** WHAT IS NEEDED **
Go through the listing and pick out each line with the word "Ранино" in it.

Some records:
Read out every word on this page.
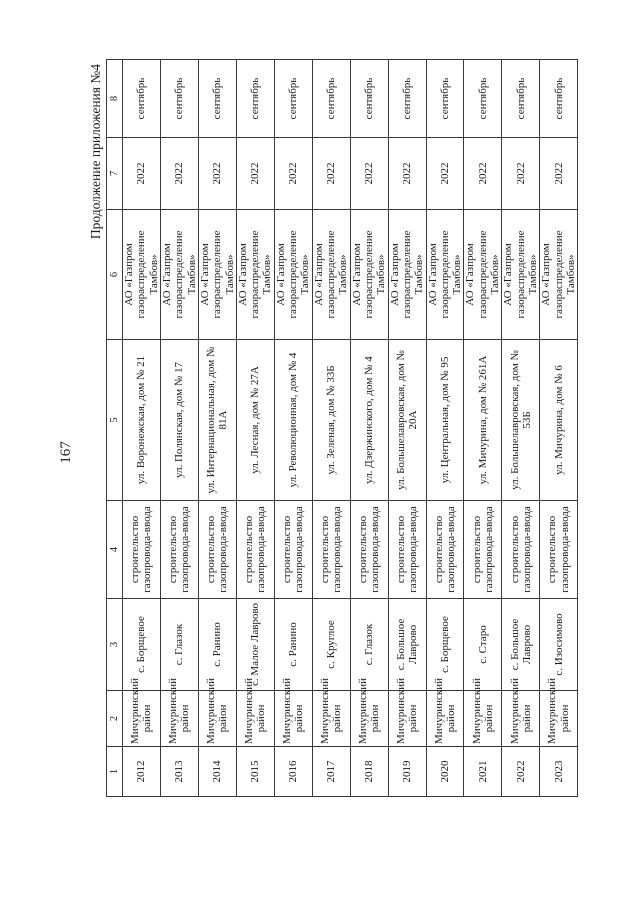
167
Продолжение приложения №4
1	2	3	4	5	6	7	8
2012	Мичуринский район	с. Борщевое	строительство газопровода-ввода	ул. Воронежская, дом № 21	АО «Газпром газораспределение Тамбов»	2022	сентябрь
2013	Мичуринский район	с. Глазок	строительство газопровода-ввода	ул. Полянская, дом № 17	АО «Газпром газораспределение Тамбов»	2022	сентябрь
2014	Мичуринский район	с. Ранино	строительство газопровода-ввода	ул. Интернациональная, дом № 81А	АО «Газпром газораспределение Тамбов»	2022	сентябрь
2015	Мичуринский район	с. Малое Лаврово	строительство газопровода-ввода	ул. Лесная, дом № 27А	АО «Газпром газораспределение Тамбов»	2022	сентябрь
2016	Мичуринский район	с. Ранино	строительство газопровода-ввода	ул. Революционная, дом № 4	АО «Газпром газораспределение Тамбов»	2022	сентябрь
2017	Мичуринский район	с. Круглое	строительство газопровода-ввода	ул. Зеленая, дом № 33Б	АО «Газпром газораспределение Тамбов»	2022	сентябрь
2018	Мичуринский район	с. Глазок	строительство газопровода-ввода	ул. Дзержинского, дом № 4	АО «Газпром газораспределение Тамбов»	2022	сентябрь
2019	Мичуринский район	с. Большое Лаврово	строительство газопровода-ввода	ул. Большелавровская, дом № 20А	АО «Газпром газораспределение Тамбов»	2022	сентябрь
2020	Мичуринский район	с. Борщевое	строительство газопровода-ввода	ул. Центральная, дом № 95	АО «Газпром газораспределение Тамбов»	2022	сентябрь
2021	Мичуринский район	с. Старо	строительство газопровода-ввода	ул. Мичурина, дом № 261А	АО «Газпром газораспределение Тамбов»	2022	сентябрь
2022	Мичуринский район	с. Большое Лаврово	строительство газопровода-ввода	ул. Большелавровская, дом № 53Б	АО «Газпром газораспределение Тамбов»	2022	сентябрь
2023	Мичуринский район	с. Изосимово	строительство газопровода-ввода	ул. Мичурина, дом № 6	АО «Газпром газораспределение Тамбов»	2022	сентябрь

** THE COMPLETED TASK **
2014	Мичуринский район	с. Ранино	строительство газопровода-ввода	ул. Интернациональная, дом № 81А	АО «Газпром газораспределение Тамбов»	2022	сентябрь
2016	Мичуринский район	с. Ранино	строительство газопровода-ввода	ул. Революционная, дом № 4	АО «Газпром газораспределение Тамбов»	2022	сентябрь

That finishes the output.